GIVEN INSTRUCTION:
Copy each line below that includes "员工旅游".

DATA PROVIDED:
________
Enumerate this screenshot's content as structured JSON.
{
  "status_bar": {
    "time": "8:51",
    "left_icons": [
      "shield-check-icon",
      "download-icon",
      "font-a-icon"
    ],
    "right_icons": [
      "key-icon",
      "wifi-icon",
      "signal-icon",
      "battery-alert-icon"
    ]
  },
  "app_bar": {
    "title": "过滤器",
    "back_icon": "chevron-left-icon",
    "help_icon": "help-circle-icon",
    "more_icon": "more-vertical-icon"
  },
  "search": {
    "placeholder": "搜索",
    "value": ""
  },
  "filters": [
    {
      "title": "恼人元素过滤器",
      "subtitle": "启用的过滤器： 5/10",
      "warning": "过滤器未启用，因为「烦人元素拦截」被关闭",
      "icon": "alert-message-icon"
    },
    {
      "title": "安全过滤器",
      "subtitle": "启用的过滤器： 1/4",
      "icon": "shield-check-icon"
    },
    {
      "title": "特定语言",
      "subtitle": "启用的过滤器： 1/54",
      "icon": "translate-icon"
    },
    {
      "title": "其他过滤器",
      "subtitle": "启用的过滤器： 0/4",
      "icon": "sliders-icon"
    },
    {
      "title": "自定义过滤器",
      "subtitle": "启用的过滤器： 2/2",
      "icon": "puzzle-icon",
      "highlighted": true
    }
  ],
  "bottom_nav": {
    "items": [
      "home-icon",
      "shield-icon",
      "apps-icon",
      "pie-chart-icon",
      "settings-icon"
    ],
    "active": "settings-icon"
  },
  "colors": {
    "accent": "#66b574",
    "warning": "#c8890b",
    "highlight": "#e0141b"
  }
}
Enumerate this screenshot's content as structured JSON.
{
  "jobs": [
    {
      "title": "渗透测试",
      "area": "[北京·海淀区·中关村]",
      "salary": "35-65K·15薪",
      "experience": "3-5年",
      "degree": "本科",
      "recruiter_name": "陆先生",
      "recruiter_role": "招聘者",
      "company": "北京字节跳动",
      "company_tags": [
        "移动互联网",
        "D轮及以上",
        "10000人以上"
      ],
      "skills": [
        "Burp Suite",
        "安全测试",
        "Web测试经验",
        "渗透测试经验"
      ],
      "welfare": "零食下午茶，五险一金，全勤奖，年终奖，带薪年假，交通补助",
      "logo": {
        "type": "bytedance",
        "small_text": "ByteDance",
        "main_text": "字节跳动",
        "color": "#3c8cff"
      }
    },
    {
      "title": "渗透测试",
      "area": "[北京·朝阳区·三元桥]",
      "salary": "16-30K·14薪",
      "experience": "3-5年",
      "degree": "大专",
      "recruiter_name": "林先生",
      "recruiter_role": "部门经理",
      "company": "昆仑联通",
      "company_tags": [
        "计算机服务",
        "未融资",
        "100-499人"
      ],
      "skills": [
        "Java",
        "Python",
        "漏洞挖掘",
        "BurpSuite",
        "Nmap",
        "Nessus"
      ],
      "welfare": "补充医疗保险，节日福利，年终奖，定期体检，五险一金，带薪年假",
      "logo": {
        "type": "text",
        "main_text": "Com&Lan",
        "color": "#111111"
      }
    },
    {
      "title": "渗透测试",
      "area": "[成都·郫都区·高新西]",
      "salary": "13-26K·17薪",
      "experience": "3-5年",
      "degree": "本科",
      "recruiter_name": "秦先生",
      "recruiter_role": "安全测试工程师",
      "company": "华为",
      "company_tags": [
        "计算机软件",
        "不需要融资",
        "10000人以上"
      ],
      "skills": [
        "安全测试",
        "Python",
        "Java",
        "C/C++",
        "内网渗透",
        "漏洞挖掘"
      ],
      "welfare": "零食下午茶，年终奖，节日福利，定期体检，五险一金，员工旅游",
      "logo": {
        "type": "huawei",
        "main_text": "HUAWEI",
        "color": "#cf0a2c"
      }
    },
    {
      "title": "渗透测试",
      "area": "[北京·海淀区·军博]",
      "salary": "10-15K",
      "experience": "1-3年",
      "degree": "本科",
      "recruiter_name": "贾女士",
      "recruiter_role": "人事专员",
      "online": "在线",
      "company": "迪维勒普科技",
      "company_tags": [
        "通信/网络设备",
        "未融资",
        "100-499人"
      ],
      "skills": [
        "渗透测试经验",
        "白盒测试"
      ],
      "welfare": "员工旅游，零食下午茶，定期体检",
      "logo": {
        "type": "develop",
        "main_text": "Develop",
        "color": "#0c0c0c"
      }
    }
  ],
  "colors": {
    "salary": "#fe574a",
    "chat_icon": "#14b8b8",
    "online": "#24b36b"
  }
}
________
TASK ANSWER:
      "welfare": "零食下午茶，年终奖，节日福利，定期体检，五险一金，员工旅游",
      "welfare": "员工旅游，零食下午茶，定期体检",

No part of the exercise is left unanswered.